▶ _The input_
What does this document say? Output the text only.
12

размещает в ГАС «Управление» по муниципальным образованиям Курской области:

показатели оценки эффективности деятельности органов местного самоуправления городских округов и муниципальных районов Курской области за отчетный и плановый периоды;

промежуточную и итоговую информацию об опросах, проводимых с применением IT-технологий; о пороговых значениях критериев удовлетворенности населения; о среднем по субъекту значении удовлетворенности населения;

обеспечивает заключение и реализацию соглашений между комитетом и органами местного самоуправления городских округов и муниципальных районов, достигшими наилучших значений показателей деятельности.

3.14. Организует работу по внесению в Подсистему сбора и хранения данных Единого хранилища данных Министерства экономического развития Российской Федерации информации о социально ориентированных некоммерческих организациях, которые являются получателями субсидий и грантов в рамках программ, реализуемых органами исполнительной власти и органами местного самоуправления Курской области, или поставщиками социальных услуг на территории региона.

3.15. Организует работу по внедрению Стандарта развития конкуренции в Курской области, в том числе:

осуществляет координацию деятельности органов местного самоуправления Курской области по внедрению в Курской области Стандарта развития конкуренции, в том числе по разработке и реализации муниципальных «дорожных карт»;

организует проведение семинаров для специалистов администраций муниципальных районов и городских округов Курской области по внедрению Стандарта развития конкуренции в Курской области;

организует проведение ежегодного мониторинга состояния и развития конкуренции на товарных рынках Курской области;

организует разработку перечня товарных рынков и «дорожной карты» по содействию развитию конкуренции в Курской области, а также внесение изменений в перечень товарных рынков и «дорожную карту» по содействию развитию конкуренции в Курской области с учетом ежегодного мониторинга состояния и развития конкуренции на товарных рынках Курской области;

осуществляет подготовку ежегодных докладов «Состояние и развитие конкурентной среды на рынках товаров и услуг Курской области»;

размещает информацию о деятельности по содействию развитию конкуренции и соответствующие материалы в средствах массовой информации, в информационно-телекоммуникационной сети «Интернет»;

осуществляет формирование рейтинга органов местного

▶ _Written task_
From the first line to the last, retype the data exactly.

▶ _Solution below_
What does this document say? Output the text only.
12

размещает в ГАС «Управление» по муниципальным образованиям Курской области:

показатели оценки эффективности деятельности органов местного самоуправления городских округов и муниципальных районов Курской области за отчетный и плановый периоды;

промежуточную и итоговую информацию об опросах, проводимых с применением IT-технологий; о пороговых значениях критериев удовлетворенности населения; о среднем по субъекту значении удовлетворенности населения;

обеспечивает заключение и реализацию соглашений между комитетом и органами местного самоуправления городских округов и муниципальных районов, достигшими наилучших значений показателей деятельности.

3.14. Организует работу по внесению в Подсистему сбора и хранения данных Единого хранилища данных Министерства экономического развития Российской Федерации информации о социально ориентированных некоммерческих организациях, которые являются получателями субсидий и грантов в рамках программ, реализуемых органами исполнительной власти и органами местного самоуправления Курской области, или поставщиками социальных услуг на территории региона.

3.15. Организует работу по внедрению Стандарта развития конкуренции в Курской области, в том числе:

осуществляет координацию деятельности органов местного самоуправления Курской области по внедрению в Курской области Стандарта развития конкуренции, в том числе по разработке и реализации муниципальных «дорожных карт»;

организует проведение семинаров для специалистов администраций муниципальных районов и городских округов Курской области по внедрению Стандарта развития конкуренции в Курской области;

организует проведение ежегодного мониторинга состояния и развития конкуренции на товарных рынках Курской области;

организует разработку перечня товарных рынков и «дорожной карты» по содействию развитию конкуренции в Курской области, а также внесение изменений в перечень товарных рынков и «дорожную карту» по содействию развитию конкуренции в Курской области с учетом ежегодного мониторинга состояния и развития конкуренции на товарных рынках Курской области;

осуществляет подготовку ежегодных докладов «Состояние и развитие конкурентной среды на рынках товаров и услуг Курской области»;

размещает информацию о деятельности по содействию развитию конкуренции и соответствующие материалы в средствах массовой информации, в информационно-телекоммуникационной сети «Интернет»;

осуществляет формирование рейтинга органов местного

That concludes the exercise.